> [WHAT YOU NEED TO DO]: Transcribe the entries below without any changes, from the first line down to the line containing "segment-item: > Resolution Ratio:1024×768", with both ends included.

> [ENTRIES SHOWN]:

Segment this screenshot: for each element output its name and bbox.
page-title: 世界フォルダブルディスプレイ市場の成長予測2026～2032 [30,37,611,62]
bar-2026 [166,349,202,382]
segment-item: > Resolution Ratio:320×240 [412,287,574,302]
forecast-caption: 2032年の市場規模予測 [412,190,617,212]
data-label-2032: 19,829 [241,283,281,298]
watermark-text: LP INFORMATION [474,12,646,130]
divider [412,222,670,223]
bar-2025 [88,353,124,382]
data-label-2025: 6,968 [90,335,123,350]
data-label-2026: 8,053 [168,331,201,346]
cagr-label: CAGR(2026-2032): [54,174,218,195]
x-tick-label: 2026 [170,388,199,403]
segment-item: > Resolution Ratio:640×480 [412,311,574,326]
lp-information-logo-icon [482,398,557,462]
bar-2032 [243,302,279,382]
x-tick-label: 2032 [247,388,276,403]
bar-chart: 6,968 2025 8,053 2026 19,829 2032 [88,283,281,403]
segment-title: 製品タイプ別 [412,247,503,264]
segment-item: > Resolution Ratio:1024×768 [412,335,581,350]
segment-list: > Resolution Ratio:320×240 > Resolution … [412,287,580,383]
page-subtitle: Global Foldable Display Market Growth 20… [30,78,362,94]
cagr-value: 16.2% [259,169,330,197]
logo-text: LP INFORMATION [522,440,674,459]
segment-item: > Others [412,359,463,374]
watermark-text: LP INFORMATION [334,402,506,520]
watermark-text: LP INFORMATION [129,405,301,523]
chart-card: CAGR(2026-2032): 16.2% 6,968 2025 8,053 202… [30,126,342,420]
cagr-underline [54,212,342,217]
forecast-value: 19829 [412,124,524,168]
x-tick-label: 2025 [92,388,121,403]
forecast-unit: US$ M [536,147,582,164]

> [SOLUTION TO THE EXERCISE]:
Segment this screenshot: for each element output its name and bbox.
page-title: 世界フォルダブルディスプレイ市場の成長予測2026～2032 [30,37,611,62]
bar-2026 [166,349,202,382]
segment-item: > Resolution Ratio:320×240 [412,287,574,302]
forecast-caption: 2032年の市場規模予測 [412,190,617,212]
data-label-2032: 19,829 [241,283,281,298]
watermark-text: LP INFORMATION [474,12,646,130]
divider [412,222,670,223]
bar-2025 [88,353,124,382]
data-label-2025: 6,968 [90,335,123,350]
data-label-2026: 8,053 [168,331,201,346]
cagr-label: CAGR(2026-2032): [54,174,218,195]
x-tick-label: 2026 [170,388,199,403]
segment-item: > Resolution Ratio:640×480 [412,311,574,326]
lp-information-logo-icon [482,398,557,462]
bar-2032 [243,302,279,382]
x-tick-label: 2032 [247,388,276,403]
bar-chart: 6,968 2025 8,053 2026 19,829 2032 [88,283,281,403]
segment-title: 製品タイプ別 [412,247,503,264]
segment-item: > Resolution Ratio:1024×768 [412,335,581,350]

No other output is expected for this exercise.